→ What is needed
From the listing, collect all lines containing the word "TYPICAL".

___

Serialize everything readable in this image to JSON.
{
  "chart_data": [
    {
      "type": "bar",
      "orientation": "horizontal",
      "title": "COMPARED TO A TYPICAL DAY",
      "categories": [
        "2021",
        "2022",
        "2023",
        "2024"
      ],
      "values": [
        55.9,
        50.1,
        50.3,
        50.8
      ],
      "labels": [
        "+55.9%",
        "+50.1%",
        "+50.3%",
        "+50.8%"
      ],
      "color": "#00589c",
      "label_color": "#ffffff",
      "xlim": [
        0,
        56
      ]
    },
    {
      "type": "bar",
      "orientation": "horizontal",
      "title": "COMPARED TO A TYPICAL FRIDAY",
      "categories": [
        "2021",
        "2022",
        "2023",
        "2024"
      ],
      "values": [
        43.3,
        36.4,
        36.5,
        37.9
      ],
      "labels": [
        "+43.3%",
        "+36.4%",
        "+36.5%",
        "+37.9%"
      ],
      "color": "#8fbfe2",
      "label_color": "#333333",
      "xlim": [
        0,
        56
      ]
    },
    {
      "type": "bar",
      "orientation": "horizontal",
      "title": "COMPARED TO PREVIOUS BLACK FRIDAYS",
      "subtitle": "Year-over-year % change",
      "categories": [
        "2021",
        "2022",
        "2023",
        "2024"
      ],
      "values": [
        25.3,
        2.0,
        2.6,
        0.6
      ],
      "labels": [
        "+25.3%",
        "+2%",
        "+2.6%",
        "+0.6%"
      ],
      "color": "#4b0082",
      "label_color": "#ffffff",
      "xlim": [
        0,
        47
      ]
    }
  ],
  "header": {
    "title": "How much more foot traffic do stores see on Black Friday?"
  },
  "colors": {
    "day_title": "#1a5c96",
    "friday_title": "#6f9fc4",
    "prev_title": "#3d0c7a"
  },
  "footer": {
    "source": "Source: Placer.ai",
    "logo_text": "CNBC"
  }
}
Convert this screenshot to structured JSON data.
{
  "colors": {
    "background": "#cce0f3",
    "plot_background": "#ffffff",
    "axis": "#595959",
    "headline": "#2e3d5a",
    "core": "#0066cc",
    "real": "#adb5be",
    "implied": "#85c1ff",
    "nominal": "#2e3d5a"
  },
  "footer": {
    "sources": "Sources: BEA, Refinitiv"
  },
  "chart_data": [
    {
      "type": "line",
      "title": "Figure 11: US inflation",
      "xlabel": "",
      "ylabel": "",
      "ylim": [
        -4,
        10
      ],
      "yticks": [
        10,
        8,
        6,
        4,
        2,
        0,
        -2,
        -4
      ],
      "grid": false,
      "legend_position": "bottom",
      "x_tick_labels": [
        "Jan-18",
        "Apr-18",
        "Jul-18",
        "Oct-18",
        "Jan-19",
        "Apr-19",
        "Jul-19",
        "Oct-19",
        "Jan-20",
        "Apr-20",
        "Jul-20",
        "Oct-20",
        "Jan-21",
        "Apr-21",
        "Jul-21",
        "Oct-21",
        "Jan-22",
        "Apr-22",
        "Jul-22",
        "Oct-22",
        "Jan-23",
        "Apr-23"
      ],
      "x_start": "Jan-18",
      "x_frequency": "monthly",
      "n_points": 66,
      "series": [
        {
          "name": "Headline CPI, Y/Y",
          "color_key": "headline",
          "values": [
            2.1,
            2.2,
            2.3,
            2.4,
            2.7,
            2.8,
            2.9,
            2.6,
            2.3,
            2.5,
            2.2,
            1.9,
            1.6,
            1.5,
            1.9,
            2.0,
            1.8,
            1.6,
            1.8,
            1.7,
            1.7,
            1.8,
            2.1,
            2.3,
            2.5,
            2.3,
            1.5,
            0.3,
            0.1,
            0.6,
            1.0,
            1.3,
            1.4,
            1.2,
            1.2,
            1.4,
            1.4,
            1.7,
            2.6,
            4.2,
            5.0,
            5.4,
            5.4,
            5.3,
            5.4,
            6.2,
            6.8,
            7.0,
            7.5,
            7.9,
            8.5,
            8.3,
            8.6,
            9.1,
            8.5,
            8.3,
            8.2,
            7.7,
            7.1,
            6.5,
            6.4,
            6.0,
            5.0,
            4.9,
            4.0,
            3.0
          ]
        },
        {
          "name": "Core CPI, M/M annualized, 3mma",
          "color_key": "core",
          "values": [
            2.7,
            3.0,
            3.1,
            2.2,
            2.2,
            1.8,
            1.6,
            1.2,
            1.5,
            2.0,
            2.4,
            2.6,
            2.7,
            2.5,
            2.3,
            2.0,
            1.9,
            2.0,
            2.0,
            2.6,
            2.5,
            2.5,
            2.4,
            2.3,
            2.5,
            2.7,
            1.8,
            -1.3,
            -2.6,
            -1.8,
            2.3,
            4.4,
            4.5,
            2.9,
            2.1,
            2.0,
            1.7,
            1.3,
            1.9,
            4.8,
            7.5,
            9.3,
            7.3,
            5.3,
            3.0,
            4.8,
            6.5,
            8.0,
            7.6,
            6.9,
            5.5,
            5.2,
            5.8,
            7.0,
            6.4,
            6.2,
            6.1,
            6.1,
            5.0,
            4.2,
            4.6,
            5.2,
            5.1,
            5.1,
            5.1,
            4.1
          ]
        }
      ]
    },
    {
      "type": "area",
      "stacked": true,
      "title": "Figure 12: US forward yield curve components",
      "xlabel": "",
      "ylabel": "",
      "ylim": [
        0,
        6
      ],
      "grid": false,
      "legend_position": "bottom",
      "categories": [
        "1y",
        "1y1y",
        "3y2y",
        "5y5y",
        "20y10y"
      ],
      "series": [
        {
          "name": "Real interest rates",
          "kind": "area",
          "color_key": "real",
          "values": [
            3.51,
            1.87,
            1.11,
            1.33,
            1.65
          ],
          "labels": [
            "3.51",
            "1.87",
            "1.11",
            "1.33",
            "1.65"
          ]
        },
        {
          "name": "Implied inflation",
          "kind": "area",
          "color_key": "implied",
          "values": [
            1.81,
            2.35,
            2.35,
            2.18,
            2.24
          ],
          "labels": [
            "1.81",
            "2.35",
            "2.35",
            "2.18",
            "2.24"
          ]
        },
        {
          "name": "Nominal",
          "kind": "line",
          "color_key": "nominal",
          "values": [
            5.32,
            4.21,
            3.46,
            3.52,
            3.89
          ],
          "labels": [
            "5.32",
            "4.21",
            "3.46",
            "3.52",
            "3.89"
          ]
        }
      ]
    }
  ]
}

___

→ Exercise output
      "title": "COMPARED TO A TYPICAL DAY",
      "title": "COMPARED TO A TYPICAL FRIDAY",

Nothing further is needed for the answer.